§ INFORMATION SHOWN:
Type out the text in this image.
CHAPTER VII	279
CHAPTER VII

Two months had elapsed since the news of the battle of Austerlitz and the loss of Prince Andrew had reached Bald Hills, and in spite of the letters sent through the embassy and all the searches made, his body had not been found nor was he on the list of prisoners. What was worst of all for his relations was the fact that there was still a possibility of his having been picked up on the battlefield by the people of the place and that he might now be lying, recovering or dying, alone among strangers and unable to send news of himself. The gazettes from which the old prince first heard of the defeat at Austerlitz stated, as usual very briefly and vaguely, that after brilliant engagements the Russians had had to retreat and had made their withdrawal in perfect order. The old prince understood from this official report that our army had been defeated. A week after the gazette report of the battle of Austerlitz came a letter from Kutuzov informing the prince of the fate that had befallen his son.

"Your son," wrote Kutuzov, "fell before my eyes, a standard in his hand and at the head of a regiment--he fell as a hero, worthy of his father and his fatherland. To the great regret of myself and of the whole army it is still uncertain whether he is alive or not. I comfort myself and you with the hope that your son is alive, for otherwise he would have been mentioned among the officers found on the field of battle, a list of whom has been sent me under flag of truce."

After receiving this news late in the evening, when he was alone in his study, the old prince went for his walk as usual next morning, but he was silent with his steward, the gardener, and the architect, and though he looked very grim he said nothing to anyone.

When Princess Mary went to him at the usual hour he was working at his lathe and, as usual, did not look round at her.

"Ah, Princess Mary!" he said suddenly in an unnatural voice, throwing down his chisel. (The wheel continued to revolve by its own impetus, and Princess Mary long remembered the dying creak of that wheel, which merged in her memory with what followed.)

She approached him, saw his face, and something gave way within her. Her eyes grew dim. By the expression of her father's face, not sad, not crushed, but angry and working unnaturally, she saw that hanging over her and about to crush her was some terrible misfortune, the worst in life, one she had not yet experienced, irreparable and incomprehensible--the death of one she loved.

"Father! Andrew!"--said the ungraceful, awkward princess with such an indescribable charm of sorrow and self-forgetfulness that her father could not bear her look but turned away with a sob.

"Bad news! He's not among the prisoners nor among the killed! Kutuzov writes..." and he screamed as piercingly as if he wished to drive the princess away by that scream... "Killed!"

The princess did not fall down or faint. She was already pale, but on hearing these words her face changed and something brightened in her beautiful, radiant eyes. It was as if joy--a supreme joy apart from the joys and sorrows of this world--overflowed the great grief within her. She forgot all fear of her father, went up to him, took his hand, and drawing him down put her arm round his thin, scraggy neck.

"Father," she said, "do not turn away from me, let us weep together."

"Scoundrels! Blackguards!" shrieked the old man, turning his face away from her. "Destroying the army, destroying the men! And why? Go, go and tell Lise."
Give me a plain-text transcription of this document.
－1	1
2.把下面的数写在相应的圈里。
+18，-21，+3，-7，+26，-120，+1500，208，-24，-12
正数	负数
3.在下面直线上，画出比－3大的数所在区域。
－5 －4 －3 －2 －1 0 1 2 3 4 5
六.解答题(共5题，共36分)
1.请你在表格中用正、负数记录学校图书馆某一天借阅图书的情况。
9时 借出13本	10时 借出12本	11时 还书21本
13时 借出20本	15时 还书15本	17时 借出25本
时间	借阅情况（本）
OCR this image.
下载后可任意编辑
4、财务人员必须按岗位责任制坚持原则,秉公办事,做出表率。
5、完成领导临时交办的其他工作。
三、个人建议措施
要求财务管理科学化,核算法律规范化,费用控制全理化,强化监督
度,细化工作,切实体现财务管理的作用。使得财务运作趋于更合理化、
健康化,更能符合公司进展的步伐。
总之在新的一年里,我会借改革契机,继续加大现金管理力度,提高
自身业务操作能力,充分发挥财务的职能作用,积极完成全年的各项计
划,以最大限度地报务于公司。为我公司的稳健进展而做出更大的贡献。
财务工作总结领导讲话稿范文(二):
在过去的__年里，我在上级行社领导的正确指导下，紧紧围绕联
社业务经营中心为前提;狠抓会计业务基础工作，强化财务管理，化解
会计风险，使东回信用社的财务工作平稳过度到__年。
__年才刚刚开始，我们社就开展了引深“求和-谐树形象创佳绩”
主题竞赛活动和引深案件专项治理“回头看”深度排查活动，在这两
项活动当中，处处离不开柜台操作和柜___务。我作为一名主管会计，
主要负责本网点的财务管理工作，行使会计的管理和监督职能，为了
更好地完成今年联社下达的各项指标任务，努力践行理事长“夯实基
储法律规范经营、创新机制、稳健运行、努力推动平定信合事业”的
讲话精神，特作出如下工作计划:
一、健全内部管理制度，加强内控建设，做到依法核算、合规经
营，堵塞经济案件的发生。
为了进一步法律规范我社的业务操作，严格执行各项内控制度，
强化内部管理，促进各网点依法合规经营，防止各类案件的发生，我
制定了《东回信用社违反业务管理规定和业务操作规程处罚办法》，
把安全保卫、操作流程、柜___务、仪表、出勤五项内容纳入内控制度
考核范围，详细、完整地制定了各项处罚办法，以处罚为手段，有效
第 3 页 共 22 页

§ WHAT IS BEING ASKED: Which lines in the records above contain the string "Mary"? Copy each one.

§ SOLUTION TO THE EXERCISE:
When Princess Mary went to him at the usual hour he was working at his lathe and, as usual, did not look round at her.
"Ah, Princess Mary!" he said suddenly in an unnatural voice, throwing down his chisel. (The wheel continued to revolve by its own impetus, and Princess Mary long remembered the dying creak of that wheel, which merged in her memory with what followed.)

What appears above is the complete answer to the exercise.